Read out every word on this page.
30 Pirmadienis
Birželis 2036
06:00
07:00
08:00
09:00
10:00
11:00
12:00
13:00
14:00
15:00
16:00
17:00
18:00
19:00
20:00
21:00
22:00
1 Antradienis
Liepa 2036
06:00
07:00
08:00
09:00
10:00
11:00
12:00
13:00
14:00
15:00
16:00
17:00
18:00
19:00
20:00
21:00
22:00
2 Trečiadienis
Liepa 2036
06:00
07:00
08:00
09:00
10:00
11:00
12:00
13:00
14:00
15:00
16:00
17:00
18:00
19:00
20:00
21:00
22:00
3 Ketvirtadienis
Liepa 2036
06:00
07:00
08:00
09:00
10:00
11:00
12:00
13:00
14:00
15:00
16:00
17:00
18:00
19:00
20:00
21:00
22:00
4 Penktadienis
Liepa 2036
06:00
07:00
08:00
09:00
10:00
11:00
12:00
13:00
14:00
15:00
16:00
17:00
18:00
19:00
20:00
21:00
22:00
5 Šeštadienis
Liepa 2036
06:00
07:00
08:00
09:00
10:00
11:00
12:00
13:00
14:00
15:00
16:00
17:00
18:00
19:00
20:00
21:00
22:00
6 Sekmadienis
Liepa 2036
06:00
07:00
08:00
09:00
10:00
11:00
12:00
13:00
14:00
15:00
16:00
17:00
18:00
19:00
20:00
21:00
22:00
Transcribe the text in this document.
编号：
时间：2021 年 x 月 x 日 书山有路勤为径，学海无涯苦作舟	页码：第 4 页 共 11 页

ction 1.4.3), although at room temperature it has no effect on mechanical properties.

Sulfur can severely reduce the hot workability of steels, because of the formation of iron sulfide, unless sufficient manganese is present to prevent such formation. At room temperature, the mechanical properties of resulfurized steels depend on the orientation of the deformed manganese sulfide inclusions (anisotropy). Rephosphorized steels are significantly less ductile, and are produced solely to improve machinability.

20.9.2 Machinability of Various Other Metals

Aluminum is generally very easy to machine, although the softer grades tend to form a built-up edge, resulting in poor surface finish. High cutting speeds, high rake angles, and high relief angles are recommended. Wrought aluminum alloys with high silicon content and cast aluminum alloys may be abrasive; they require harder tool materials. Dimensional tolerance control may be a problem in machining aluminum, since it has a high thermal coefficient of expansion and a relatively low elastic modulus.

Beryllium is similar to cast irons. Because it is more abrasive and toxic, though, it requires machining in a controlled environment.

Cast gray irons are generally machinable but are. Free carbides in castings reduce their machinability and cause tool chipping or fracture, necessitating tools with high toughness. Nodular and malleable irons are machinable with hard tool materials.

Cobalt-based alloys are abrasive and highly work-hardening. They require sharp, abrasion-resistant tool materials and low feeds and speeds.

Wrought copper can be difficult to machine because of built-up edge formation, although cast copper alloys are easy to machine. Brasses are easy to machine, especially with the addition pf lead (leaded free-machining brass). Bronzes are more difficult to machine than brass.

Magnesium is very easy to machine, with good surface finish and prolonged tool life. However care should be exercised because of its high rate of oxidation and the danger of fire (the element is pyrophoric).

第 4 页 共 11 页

• **What you are asked to do**
Above are the entries; count how many of their lines contain the word "this" and give only that number.

• **Written response**
2